## [Aim]
Copy each line in which the string "最后一公里" occurs.

++++++++

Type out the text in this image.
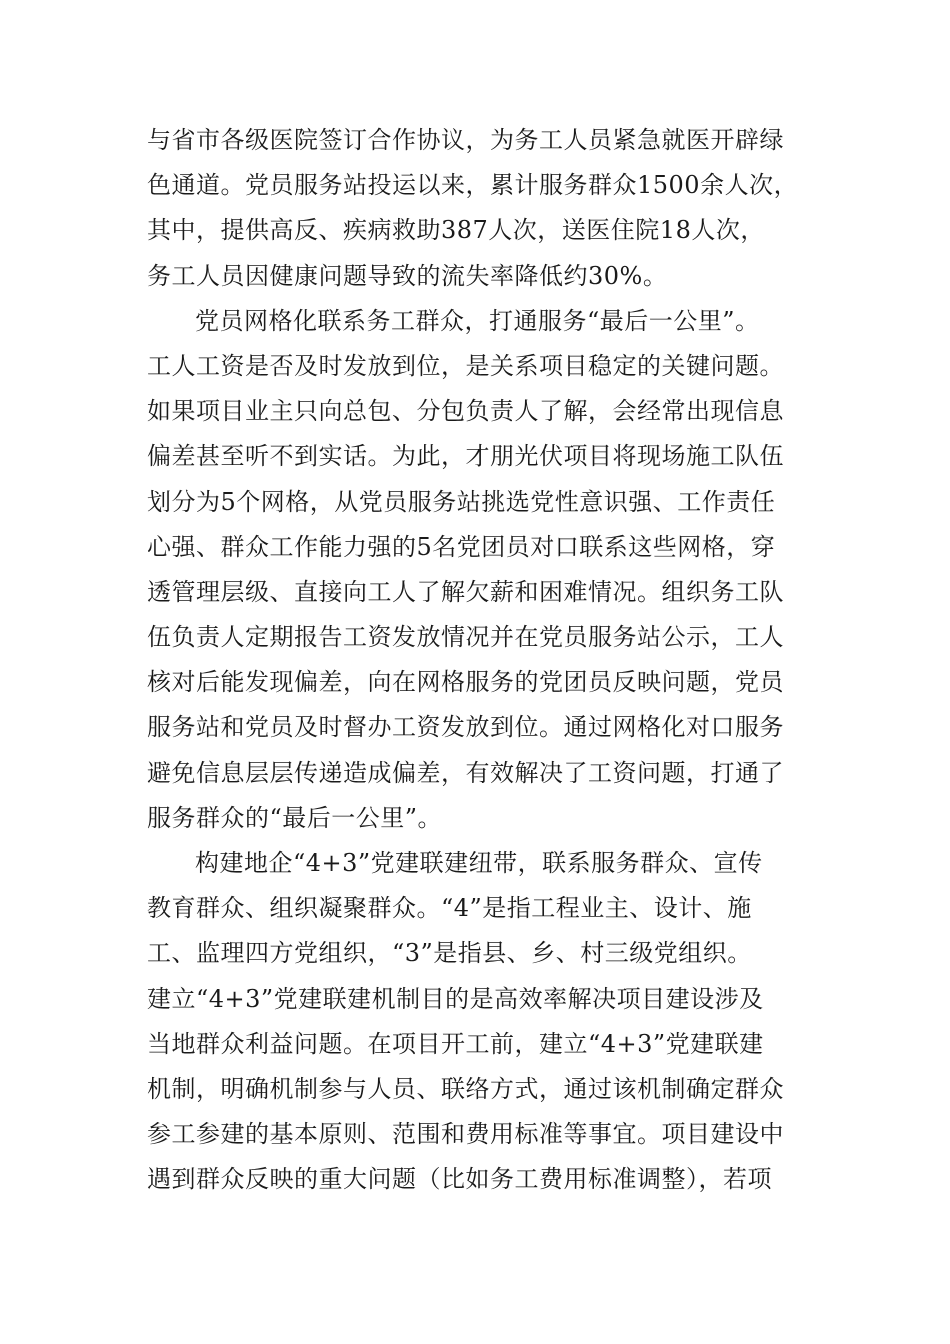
与省市各级医院签订合作协议，为务工人员紧急就医开辟绿
色通道。党员服务站投运以来，累计服务群众1500余人次，
其中，提供高反、疾病救助387人次，送医住院18人次，
务工人员因健康问题导致的流失率降低约30%。
党员网格化联系务工群众，打通服务“最后一公里”。
工人工资是否及时发放到位，是关系项目稳定的关键问题。
如果项目业主只向总包、分包负责人了解，会经常出现信息
偏差甚至听不到实话。为此，才朋光伏项目将现场施工队伍
划分为5个网格，从党员服务站挑选党性意识强、工作责任
心强、群众工作能力强的5名党团员对口联系这些网格，穿
透管理层级、直接向工人了解欠薪和困难情况。组织务工队
伍负责人定期报告工资发放情况并在党员服务站公示，工人
核对后能发现偏差，向在网格服务的党团员反映问题，党员
服务站和党员及时督办工资发放到位。通过网格化对口服务
避免信息层层传递造成偏差，有效解决了工资问题，打通了
服务群众的“最后一公里”。
构建地企“4+3”党建联建纽带，联系服务群众、宣传
教育群众、组织凝聚群众。“4”是指工程业主、设计、施
工、监理四方党组织，“3”是指县、乡、村三级党组织。
建立“4+3”党建联建机制目的是高效率解决项目建设涉及
当地群众利益问题。在项目开工前，建立“4+3”党建联建
机制，明确机制参与人员、联络方式，通过该机制确定群众
参工参建的基本原则、范围和费用标准等事宜。项目建设中
遇到群众反映的重大问题（比如务工费用标准调整），若项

++++++++

## [Task result]
党员网格化联系务工群众，打通服务“最后一公里”。
服务群众的“最后一公里”。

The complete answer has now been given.